EXCERPTED TEXT:

>>>

# Threshold Drop in Accretion Density if Dark Energy is Accreting onto a   Supermassive Black Hole

**Authors:** Ritabrata Biswas, Sandip Dutta

arXiv: 1908.04268 · 2019-09-13

## TL;DR

This paper investigates how dark energy, modeled as viscous modified Chaplygin gas, affects accretion density profiles around supermassive black holes, revealing a threshold drop in accretion when viscosity and dark energy effects are considered.

## Contribution

It introduces a novel analysis of viscous dark energy's impact on accretion densities near black holes using an alpha-disc model and compares results with observational data.

## Key findings

- Wind strength increases with dark energy as accreting agent.
- Accretion density exhibits a threshold drop with specific viscosity and dark energy effects.
- Results align with existing observational data.

<<<

PROVIDED INFORMATION:
>>>

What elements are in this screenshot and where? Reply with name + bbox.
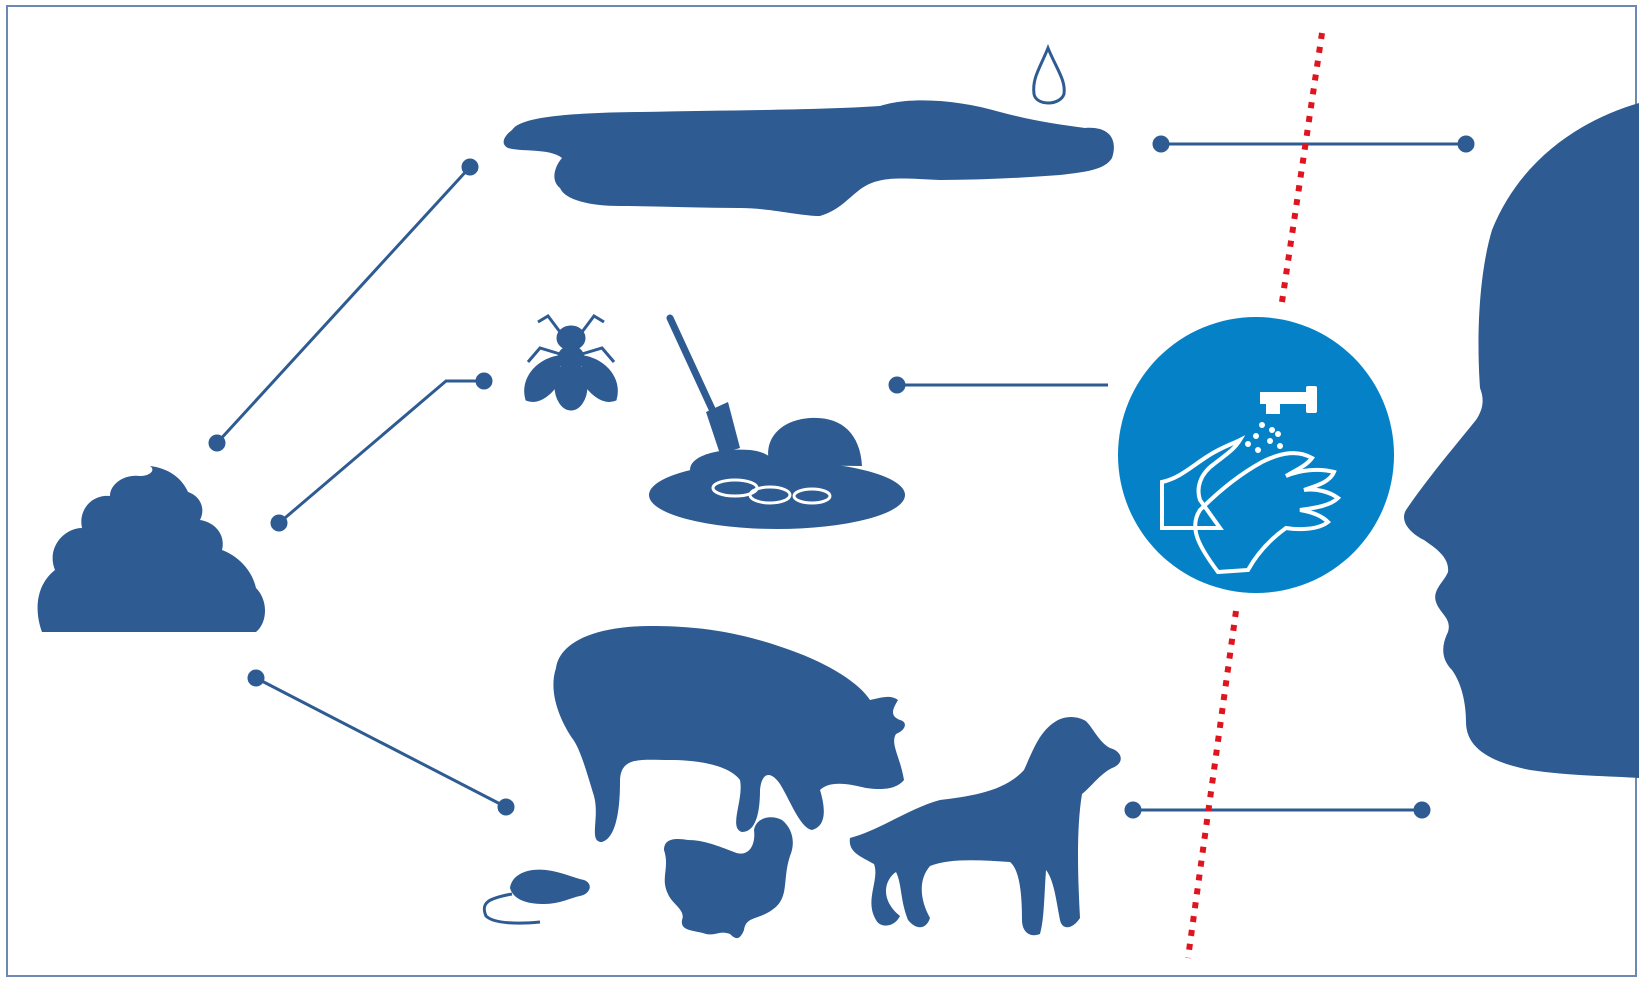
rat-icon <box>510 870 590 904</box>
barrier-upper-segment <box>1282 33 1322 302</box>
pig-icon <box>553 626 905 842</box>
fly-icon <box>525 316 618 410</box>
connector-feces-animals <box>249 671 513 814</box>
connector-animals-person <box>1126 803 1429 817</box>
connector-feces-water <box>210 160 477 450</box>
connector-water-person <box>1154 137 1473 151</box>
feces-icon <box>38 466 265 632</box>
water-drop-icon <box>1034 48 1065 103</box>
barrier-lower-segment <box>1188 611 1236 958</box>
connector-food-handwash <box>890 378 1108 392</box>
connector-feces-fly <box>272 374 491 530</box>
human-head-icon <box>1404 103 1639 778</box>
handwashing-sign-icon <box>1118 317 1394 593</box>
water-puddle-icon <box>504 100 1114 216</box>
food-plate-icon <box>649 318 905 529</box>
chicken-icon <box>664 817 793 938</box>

<<<

PROBLEM STATEMENT: Set down the whole paper summary on dark energy accreting onto a supermassive black hole, word for word. The records were taken from a different source.

SOLUTION:
# Threshold Drop in Accretion Density if Dark Energy is Accreting onto a   Supermassive Black Hole

**Authors:** Ritabrata Biswas, Sandip Dutta

arXiv: 1908.04268 · 2019-09-13

## TL;DR

This paper investigates how dark energy, modeled as viscous modified Chaplygin gas, affects accretion density profiles around supermassive black holes, revealing a threshold drop in accretion when viscosity and dark energy effects are considered.

## Contribution

It introduces a novel analysis of viscous dark energy's impact on accretion densities near black holes using an alpha-disc model and compares results with observational data.

## Key findings

- Wind strength increases with dark energy as accreting agent.
- Accretion density exhibits a threshold drop with specific viscosity and dark energy effects.
- Results align with existing observational data.